From the listing below, extract each line containing the string "tartaarsaus".
** start Dataset extract **
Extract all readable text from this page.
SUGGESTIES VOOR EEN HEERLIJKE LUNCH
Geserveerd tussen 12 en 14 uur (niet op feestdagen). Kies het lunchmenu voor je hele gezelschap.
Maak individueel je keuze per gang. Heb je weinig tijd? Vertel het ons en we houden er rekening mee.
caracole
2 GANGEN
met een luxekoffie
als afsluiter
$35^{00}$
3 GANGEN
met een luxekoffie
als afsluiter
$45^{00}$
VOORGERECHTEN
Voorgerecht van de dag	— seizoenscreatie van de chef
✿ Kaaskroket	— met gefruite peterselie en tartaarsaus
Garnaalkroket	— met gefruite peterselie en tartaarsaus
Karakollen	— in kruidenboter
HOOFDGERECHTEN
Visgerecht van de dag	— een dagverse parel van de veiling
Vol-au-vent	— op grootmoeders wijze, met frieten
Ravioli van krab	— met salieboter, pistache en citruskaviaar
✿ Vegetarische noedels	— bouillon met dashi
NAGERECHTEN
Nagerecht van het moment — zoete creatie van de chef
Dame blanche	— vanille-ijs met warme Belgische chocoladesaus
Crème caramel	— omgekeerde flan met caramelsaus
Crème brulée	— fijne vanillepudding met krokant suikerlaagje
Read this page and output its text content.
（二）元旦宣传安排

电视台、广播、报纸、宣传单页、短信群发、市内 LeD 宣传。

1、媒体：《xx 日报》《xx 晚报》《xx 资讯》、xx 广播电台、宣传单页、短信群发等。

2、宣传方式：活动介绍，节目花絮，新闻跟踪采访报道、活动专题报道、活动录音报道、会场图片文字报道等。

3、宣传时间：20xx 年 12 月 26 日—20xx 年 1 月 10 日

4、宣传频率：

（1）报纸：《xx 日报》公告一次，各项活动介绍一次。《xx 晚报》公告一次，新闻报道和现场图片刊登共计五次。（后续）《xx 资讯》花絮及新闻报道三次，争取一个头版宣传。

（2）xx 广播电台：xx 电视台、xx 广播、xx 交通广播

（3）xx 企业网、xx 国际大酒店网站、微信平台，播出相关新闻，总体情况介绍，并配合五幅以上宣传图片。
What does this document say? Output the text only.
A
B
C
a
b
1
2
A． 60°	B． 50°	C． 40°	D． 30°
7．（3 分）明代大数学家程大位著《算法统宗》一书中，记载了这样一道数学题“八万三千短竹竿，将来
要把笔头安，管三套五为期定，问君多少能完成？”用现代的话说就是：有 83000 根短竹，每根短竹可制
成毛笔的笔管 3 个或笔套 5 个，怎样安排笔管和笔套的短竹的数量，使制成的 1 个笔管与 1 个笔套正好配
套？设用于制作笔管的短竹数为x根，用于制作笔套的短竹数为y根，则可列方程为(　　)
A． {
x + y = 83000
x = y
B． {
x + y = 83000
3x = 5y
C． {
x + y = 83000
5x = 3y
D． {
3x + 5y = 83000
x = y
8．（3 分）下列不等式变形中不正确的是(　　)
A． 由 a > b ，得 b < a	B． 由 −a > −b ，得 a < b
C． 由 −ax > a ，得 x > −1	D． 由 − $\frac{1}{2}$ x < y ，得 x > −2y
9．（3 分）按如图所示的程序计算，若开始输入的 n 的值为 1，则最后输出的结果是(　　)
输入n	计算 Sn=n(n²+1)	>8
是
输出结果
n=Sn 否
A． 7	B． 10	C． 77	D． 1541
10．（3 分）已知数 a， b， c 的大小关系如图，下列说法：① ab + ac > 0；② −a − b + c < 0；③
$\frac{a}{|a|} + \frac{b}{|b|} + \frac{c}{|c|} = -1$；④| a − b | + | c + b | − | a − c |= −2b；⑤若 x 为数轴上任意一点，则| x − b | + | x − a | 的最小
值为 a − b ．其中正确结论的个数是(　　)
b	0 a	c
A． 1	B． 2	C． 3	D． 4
** end Dataset extract **
Exercise result ->
✿ Kaaskroket	— met gefruite peterselie en tartaarsaus
Garnaalkroket	— met gefruite peterselie en tartaarsaus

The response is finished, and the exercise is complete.